Copy all lines that contain the word "투자자별".

--- START OF GIVEN DATA ---

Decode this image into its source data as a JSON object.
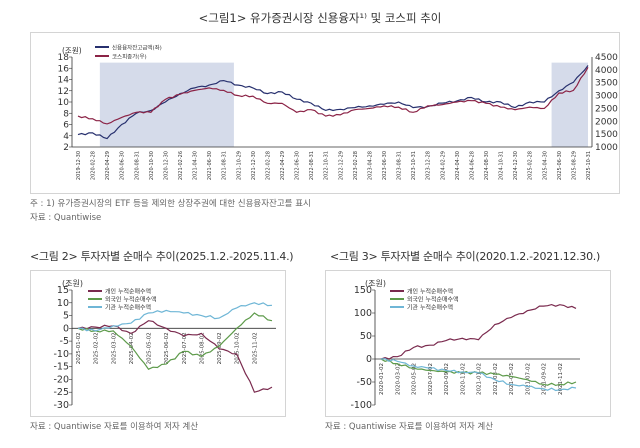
{
  "fig1": {
    "title": "<그림1> 유가증권시장 신용융자¹⁾ 및 코스피 추이",
    "note": "주 : 1) 유가증권시장의 ETF 등을 제외한 상장주권에 대한 신용융자잔고를 표시",
    "source": "자료 : Quantiwise"
  },
  "fig2": {
    "title": "<그림 2> 투자자별 순매수 추이(2025.1.2.-2025.11.4.)",
    "source": "자료 : Quantiwise 자료를 이용하여 저자 계산"
  },
  "fig3": {
    "title": "<그림 3> 투자자별 순매수 추이(2020.1.2.-2021.12.30.)",
    "source": "자료 : Quantiwise 자료를 이용하여 저자 계산"
  },
  "chart_data": [
    {
      "type": "line",
      "unit_label": "(조원)",
      "ylim": [
        2,
        18
      ],
      "yticks": [
        2,
        4,
        6,
        8,
        10,
        12,
        14,
        16,
        18
      ],
      "y2lim": [
        1000,
        4500
      ],
      "y2ticks": [
        1000,
        1500,
        2000,
        2500,
        3000,
        3500,
        4000,
        4500
      ],
      "categories": [
        "2019-12-30",
        "2020-02-28",
        "2020-04-29",
        "2020-06-30",
        "2020-08-31",
        "2020-10-30",
        "2020-12-30",
        "2021-02-26",
        "2021-04-30",
        "2021-06-30",
        "2021-08-31",
        "2021-10-29",
        "2021-12-30",
        "2022-02-28",
        "2022-04-29",
        "2022-06-30",
        "2022-08-31",
        "2022-10-31",
        "2022-12-29",
        "2023-02-28",
        "2023-04-28",
        "2023-06-30",
        "2023-08-31",
        "2023-10-31",
        "2023-12-28",
        "2024-02-29",
        "2024-04-30",
        "2024-06-28",
        "2024-08-30",
        "2024-10-31",
        "2024-12-30",
        "2025-02-28",
        "2025-04-30",
        "2025-06-30",
        "2025-08-29",
        "2025-10-31"
      ],
      "shaded_ranges": [
        [
          "2020-03",
          "2021-09"
        ],
        [
          "2025-04",
          "2025-10"
        ]
      ],
      "shade_color": "#d5dbea",
      "series": [
        {
          "name": "신용융자잔고금액(좌)",
          "axis": "left",
          "color": "#27306e",
          "values": [
            4.2,
            4.5,
            3.5,
            6,
            8,
            8.5,
            10,
            11.5,
            12.5,
            13,
            13.8,
            13,
            12.5,
            11.5,
            11.8,
            10.5,
            9.8,
            8.5,
            8.7,
            9,
            9.3,
            9.6,
            10,
            9,
            9.2,
            9.8,
            10.2,
            10.8,
            10,
            10,
            9,
            10,
            10,
            12,
            13.5,
            16.5
          ]
        },
        {
          "name": "코스피종가(우)",
          "axis": "right",
          "color": "#8b2346",
          "values": [
            2200,
            2100,
            1900,
            2150,
            2350,
            2350,
            2850,
            3050,
            3200,
            3300,
            3200,
            3000,
            2980,
            2700,
            2700,
            2350,
            2450,
            2200,
            2250,
            2450,
            2500,
            2600,
            2550,
            2350,
            2600,
            2650,
            2750,
            2800,
            2700,
            2550,
            2450,
            2550,
            2500,
            3100,
            3200,
            4100
          ]
        }
      ]
    },
    {
      "type": "line",
      "unit_label": "(조원)",
      "ylim": [
        -30,
        15
      ],
      "yticks": [
        -30,
        -25,
        -20,
        -15,
        -10,
        -5,
        0,
        5,
        10,
        15
      ],
      "categories": [
        "2025-01-02",
        "2025-02-02",
        "2025-03-02",
        "2025-04-02",
        "2025-05-02",
        "2025-06-02",
        "2025-07-02",
        "2025-08-02",
        "2025-09-02",
        "2025-10-02",
        "2025-11-02",
        "2025-11-04"
      ],
      "series": [
        {
          "name": "개인 누적순매수액",
          "color": "#7a2a4e",
          "values": [
            0,
            0.5,
            1,
            -2,
            3,
            0,
            -3,
            -2,
            -8,
            -10,
            -25,
            -23
          ]
        },
        {
          "name": "외국인 누적순매수액",
          "color": "#5d9a4a",
          "values": [
            0,
            -1,
            -1,
            -7,
            -16,
            -14,
            -9,
            -11,
            -7,
            0,
            6,
            3
          ]
        },
        {
          "name": "기관 누적순매수액",
          "color": "#6fb6d6",
          "values": [
            0,
            -1,
            1,
            2,
            6,
            7,
            6,
            5,
            4,
            8,
            10,
            9
          ]
        }
      ]
    },
    {
      "type": "line",
      "unit_label": "(조원)",
      "ylim": [
        -100,
        150
      ],
      "yticks": [
        -100,
        -50,
        0,
        50,
        100,
        150
      ],
      "categories": [
        "2020-01-02",
        "2020-03-02",
        "2020-05-02",
        "2020-07-02",
        "2020-09-02",
        "2020-11-02",
        "2021-01-02",
        "2021-03-02",
        "2021-05-02",
        "2021-07-02",
        "2021-09-02",
        "2021-11-02",
        "2021-12-30"
      ],
      "series": [
        {
          "name": "개인 누적순매수액",
          "color": "#7a2a4e",
          "values": [
            0,
            5,
            25,
            30,
            40,
            45,
            42,
            75,
            90,
            105,
            115,
            118,
            110
          ]
        },
        {
          "name": "외국인 누적순매수액",
          "color": "#5d9a4a",
          "values": [
            0,
            -10,
            -20,
            -25,
            -28,
            -30,
            -30,
            -33,
            -38,
            -45,
            -55,
            -55,
            -50
          ]
        },
        {
          "name": "기관 누적순매수액",
          "color": "#6fb6d6",
          "values": [
            0,
            -5,
            -15,
            -20,
            -25,
            -28,
            -30,
            -45,
            -55,
            -60,
            -65,
            -67,
            -63
          ]
        }
      ]
    }
  ]
}
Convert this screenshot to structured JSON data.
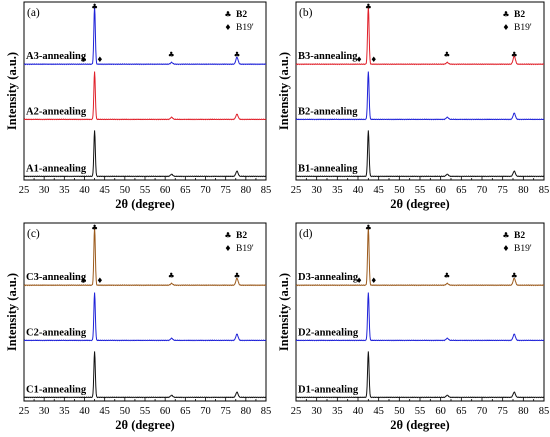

--- END OF GIVEN DATA ---

→ REPLY TO THE TASK
    "title": "<그림 2> 투자자별 순매수 추이(2025.1.2.-2025.11.4.)",
    "title": "<그림 3> 투자자별 순매수 추이(2020.1.2.-2021.12.30.)",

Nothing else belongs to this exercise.